- _Aim of the exercise_
Every entry that follows should be reproduced exactly.

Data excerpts
━━━━━━━━━━━━━━━━━━━━

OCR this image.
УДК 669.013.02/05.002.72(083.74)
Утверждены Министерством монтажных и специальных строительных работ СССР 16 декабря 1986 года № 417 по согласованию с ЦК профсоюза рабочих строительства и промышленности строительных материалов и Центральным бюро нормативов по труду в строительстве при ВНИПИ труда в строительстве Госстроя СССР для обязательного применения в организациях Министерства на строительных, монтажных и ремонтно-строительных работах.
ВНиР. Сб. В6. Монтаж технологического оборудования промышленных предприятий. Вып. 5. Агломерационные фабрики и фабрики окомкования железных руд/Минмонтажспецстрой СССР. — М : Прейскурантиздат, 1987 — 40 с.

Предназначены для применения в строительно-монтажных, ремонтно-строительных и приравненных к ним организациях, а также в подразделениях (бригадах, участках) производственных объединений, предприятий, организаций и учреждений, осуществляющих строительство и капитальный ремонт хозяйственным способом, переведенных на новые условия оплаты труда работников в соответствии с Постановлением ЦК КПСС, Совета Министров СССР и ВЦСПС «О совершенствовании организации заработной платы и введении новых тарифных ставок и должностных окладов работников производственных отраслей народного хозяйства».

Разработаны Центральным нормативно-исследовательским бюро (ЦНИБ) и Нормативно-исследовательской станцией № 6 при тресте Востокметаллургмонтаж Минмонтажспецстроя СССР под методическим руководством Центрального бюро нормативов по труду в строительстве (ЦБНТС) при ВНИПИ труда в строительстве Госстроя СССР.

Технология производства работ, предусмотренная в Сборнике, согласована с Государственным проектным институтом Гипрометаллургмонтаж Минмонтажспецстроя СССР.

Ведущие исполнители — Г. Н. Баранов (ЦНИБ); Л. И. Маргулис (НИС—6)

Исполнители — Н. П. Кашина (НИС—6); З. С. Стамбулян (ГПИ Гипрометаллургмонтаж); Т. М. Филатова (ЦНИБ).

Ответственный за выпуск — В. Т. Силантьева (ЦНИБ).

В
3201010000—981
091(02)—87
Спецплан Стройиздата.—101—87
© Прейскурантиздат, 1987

━━━━━━━━━━━━━━━━━━━━

- _Solution to this problem_
OCR this image.
УДК 669.013.02/05.002.72(083.74)
Утверждены Министерством монтажных и специальных строительных работ СССР 16 декабря 1986 года № 417 по согласованию с ЦК профсоюза рабочих строительства и промышленности строительных материалов и Центральным бюро нормативов по труду в строительстве при ВНИПИ труда в строительстве Госстроя СССР для обязательного применения в организациях Министерства на строительных, монтажных и ремонтно-строительных работах.
ВНиР. Сб. В6. Монтаж технологического оборудования промышленных предприятий. Вып. 5. Агломерационные фабрики и фабрики окомкования железных руд/Минмонтажспецстрой СССР. — М : Прейскурантиздат, 1987 — 40 с.

Предназначены для применения в строительно-монтажных, ремонтно-строительных и приравненных к ним организациях, а также в подразделениях (бригадах, участках) производственных объединений, предприятий, организаций и учреждений, осуществляющих строительство и капитальный ремонт хозяйственным способом, переведенных на новые условия оплаты труда работников в соответствии с Постановлением ЦК КПСС, Совета Министров СССР и ВЦСПС «О совершенствовании организации заработной платы и введении новых тарифных ставок и должностных окладов работников производственных отраслей народного хозяйства».

Разработаны Центральным нормативно-исследовательским бюро (ЦНИБ) и Нормативно-исследовательской станцией № 6 при тресте Востокметаллургмонтаж Минмонтажспецстроя СССР под методическим руководством Центрального бюро нормативов по труду в строительстве (ЦБНТС) при ВНИПИ труда в строительстве Госстроя СССР.

Технология производства работ, предусмотренная в Сборнике, согласована с Государственным проектным институтом Гипрометаллургмонтаж Минмонтажспецстроя СССР.

Ведущие исполнители — Г. Н. Баранов (ЦНИБ); Л. И. Маргулис (НИС—6)

Исполнители — Н. П. Кашина (НИС—6); З. С. Стамбулян (ГПИ Гипрометаллургмонтаж); Т. М. Филатова (ЦНИБ).

Ответственный за выпуск — В. Т. Силантьева (ЦНИБ).

В
3201010000—981
091(02)—87
Спецплан Стройиздата.—101—87
© Прейскурантиздат, 1987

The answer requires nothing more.